§ Показанный текст
Пространство универсума, его материя, его ткань мною всегда воспринимается двусторонне. Причём «вход» на эту внутреннюю сторону находится во мне самом. То есть пространство поверхности, по которой я иду, становится для меня одновременно и пространством души, моей души. Это, казалось бы, солипсизм, но на самом деле это внутреннее пространство просто объективно существует. Это, скорее, меня нет, а вот оно как раз есть. Я просто через себя, как через разрыв в ткани универсума, в него попадаю.

О внутренней стороне универсума блестяще сказал некогда Тейяр де Шарден - французский палеонтолог и теист, философ и богослов, основатель учения о Ноосфере.

По мнению Тейяра де Шардена: «В глубине нас самих, бесспорно, обнаруживается внутреннее, открываясь как бы через разрыв в центре существ. Этого достаточно, чтобы в той или иной степени это “внутреннее” существовало везде и всегда в природе. Раз в одной точке самой себя ткань универсума имеет внутреннюю сторону, то она неизбежно двусторонняя по самой своей структуре, т.е. в любой области пространства и времени, так же, как она, например, по структуре зерниста. Таким образом, у вещей имеется не только внешнее, но и сопротяжённое ему нечто внутреннее.

Сознание проявляется с очевидностью у человека, следовательно, обнаруживаемое в этой единичной вспышке, оно имеет космическое распространение и как таковое окружено ореолом, продлевающим его в пространстве и времени беспредельно».

Мне кажется, вот этот вывод Тейяра де Шардена о существовании внутренней стороны вещей - это то, что единственно способно объединить нас. Нас всех, физиков и психологов, упёртых материалистов и столь же упёртых идеалистов, научных деятелей и домохозяек.

Наличие внутренней стороны объясняет всё, вообще всё.

То есть когда я стою над обрывом, стою на своем высоком Холме, и надо мною загораются звёзды, а внизу, далеко внизу огни человеческих домов, и я поднимаю голову вверх, я поднимаю вверх свои руки, тяну их к звёздам, касаюсь этого серебряного света своими ладонями; и когда начинает учащенно биться моё сердце, и, наверное, меняется химический состав, и, наверное, гормоны там различные генерируются, то что первично в этом действии? Во мне сначала гормоны заработали, химическая среда моя изменилась, затем, как следствие, сердце забилось учащённо, затем мышцы заработали, руки вверх поднялись... или я всё-таки сначала на холме оказался и нечто почувствовал? Или ни то, ни другое? Этот вопрос можно перемалывать бесконечно. С точки зрения каждой отдельно взятой научной дисциплины её выводы будут первичны. Можно влить в человеческий организм некий гормон, изменить химизм биологической среды и вызвать видения Холма и звёзд над ним и заставить человека испытать экстаз. А можно ведь и наоборот, поставить человека на Холме и открыть ему глаза и показать ему Звёзды. И он сам изменит в себе химический состав и т.д. И вот здесь что первично?

§ Короткое задание A
Кем был Тейяр де Шарден согласно показанному тексту о внутренней стороне универсума?

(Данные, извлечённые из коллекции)
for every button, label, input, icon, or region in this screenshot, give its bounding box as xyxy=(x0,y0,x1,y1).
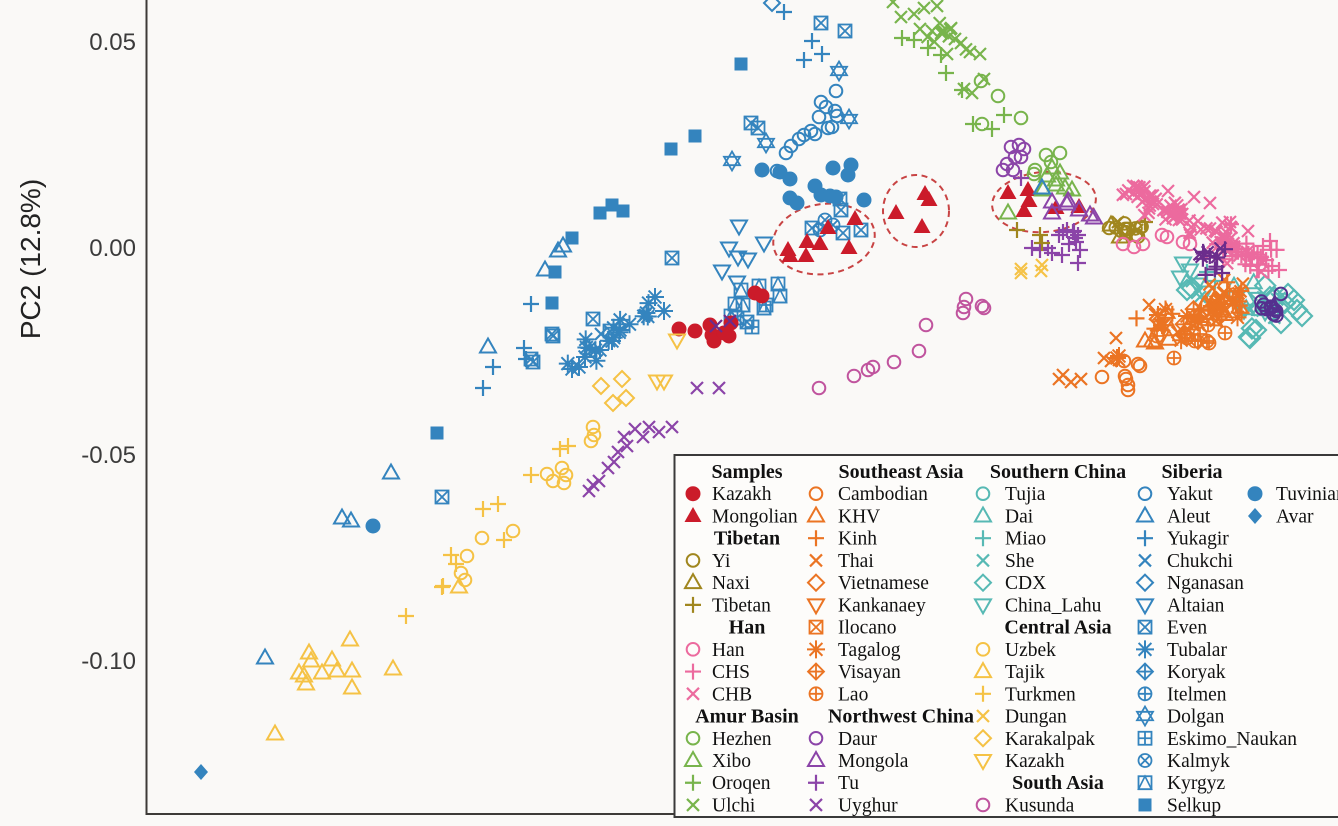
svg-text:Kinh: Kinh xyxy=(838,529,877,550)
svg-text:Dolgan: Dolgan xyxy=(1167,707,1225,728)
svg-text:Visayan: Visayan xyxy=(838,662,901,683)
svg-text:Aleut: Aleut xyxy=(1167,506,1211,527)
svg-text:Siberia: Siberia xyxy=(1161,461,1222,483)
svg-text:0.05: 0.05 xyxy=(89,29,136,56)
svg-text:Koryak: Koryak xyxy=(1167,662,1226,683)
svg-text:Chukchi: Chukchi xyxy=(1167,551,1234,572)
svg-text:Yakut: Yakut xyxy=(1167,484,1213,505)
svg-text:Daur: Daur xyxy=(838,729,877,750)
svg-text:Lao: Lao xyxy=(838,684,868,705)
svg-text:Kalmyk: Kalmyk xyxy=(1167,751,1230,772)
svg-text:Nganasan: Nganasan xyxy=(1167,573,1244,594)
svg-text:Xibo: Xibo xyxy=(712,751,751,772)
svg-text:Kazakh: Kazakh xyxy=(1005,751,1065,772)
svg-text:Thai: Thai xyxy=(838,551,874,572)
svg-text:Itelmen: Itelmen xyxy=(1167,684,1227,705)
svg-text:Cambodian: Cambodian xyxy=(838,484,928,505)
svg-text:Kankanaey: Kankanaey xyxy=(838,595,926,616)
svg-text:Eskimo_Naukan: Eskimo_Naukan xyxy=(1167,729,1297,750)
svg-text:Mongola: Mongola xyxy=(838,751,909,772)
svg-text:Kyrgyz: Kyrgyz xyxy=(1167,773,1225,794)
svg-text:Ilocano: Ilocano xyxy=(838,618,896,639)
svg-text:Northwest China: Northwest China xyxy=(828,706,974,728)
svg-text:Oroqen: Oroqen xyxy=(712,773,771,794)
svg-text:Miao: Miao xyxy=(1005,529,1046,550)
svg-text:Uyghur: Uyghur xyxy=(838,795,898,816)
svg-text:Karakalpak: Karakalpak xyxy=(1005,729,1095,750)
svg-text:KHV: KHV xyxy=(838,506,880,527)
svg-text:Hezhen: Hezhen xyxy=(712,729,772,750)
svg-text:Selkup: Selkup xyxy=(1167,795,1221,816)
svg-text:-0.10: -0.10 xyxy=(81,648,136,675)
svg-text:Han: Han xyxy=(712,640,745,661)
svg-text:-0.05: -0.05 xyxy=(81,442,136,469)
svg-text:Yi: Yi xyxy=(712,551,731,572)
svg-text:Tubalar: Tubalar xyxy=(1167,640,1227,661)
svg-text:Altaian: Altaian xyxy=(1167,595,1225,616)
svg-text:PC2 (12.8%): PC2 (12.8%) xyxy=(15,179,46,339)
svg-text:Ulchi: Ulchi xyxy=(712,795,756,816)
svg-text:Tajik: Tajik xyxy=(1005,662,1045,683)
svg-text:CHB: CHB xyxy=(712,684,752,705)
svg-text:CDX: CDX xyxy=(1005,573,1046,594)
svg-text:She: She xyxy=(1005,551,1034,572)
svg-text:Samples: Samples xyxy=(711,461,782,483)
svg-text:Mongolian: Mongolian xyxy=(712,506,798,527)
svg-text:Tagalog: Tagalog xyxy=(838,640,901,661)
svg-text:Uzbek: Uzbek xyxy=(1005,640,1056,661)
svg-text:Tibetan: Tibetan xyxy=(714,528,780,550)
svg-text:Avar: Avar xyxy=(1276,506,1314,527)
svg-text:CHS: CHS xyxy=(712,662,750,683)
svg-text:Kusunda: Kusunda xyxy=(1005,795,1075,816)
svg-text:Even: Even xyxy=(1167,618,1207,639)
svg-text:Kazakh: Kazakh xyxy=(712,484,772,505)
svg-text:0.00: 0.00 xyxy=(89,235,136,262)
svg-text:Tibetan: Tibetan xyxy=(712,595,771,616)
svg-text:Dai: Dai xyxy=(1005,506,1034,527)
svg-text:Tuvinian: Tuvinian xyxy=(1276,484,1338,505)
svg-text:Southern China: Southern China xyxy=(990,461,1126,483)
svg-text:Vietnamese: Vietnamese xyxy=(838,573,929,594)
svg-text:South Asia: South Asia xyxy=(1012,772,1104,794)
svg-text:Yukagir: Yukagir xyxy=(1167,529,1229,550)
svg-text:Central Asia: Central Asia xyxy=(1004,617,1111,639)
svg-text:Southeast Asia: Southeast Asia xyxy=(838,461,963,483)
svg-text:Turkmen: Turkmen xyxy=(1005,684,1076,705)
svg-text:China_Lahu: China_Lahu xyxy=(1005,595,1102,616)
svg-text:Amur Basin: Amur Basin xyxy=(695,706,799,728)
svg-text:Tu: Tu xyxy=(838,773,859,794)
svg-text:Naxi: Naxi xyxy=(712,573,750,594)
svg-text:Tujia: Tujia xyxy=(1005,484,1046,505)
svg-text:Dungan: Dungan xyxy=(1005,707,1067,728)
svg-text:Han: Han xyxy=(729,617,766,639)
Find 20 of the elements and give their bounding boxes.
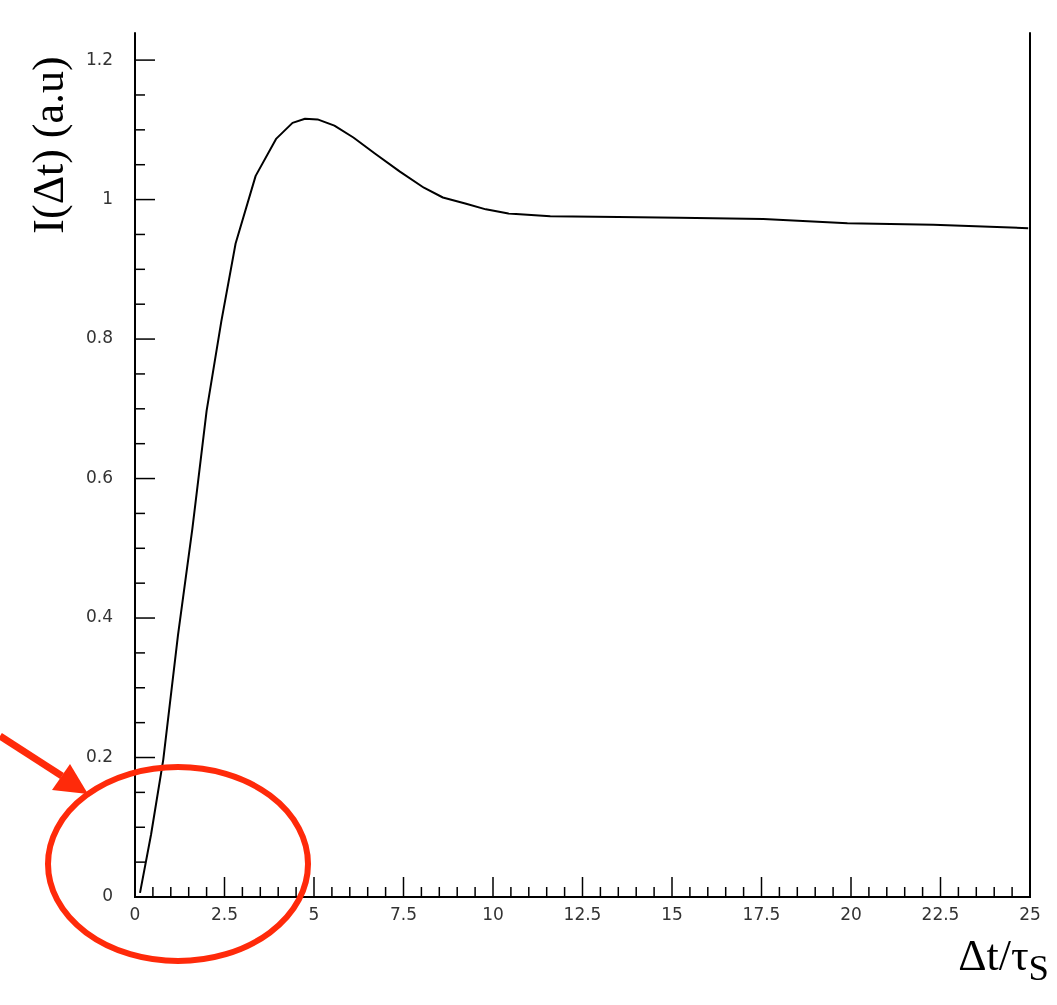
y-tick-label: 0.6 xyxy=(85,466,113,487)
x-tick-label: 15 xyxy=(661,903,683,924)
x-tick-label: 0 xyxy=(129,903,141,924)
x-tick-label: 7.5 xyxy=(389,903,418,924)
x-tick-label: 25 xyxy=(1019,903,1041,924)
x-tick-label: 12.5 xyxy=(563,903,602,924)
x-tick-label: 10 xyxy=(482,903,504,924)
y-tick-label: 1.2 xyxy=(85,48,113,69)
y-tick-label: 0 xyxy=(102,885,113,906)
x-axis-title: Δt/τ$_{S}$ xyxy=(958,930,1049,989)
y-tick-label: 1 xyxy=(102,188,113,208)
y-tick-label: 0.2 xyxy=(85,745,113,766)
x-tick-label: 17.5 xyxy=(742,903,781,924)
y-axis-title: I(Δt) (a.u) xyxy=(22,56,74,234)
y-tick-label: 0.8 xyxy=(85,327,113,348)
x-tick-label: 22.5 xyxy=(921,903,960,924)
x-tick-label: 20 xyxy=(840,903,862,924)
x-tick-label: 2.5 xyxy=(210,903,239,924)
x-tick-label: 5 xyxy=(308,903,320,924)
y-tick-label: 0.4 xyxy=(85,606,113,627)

§ Короткое задание B
Оформите нумерованным списком строки записей: начните со строки, где есть "y-tick-label: 0.6 xyxy=(85,466,113,487)", и закончите строкой, где есть "x-tick-label: 5 xyxy=(308,903,320,924)". Пустые строки не включайте.

§ Ответ на задание A
Французским палеонтологом и теистом, философом и богословом, основателем учения о Ноосфере.

§ Ответ на задание B
1. y-tick-label: 0.6 xyxy=(85,466,113,487)
2. x-tick-label: 15 xyxy=(661,903,683,924)
3. x-tick-label: 0 xyxy=(129,903,141,924)
4. x-tick-label: 7.5 xyxy=(389,903,418,924)
5. x-tick-label: 25 xyxy=(1019,903,1041,924)
6. x-tick-label: 12.5 xyxy=(563,903,602,924)
7. x-tick-label: 10 xyxy=(482,903,504,924)
8. y-tick-label: 1.2 xyxy=(85,48,113,69)
9. y-tick-label: 0 xyxy=(102,885,113,906)
10. x-axis-title: Δt/τ$_{S}$ xyxy=(958,930,1049,989)
11. y-tick-label: 1 xyxy=(102,188,113,208)
12. y-tick-label: 0.2 xyxy=(85,745,113,766)
13. x-tick-label: 17.5 xyxy=(742,903,781,924)
14. y-axis-title: I(Δt) (a.u) xyxy=(22,56,74,234)
15. y-tick-label: 0.8 xyxy=(85,327,113,348)
16. x-tick-label: 22.5 xyxy=(921,903,960,924)
17. x-tick-label: 20 xyxy=(840,903,862,924)
18. x-tick-label: 2.5 xyxy=(210,903,239,924)
19. x-tick-label: 5 xyxy=(308,903,320,924)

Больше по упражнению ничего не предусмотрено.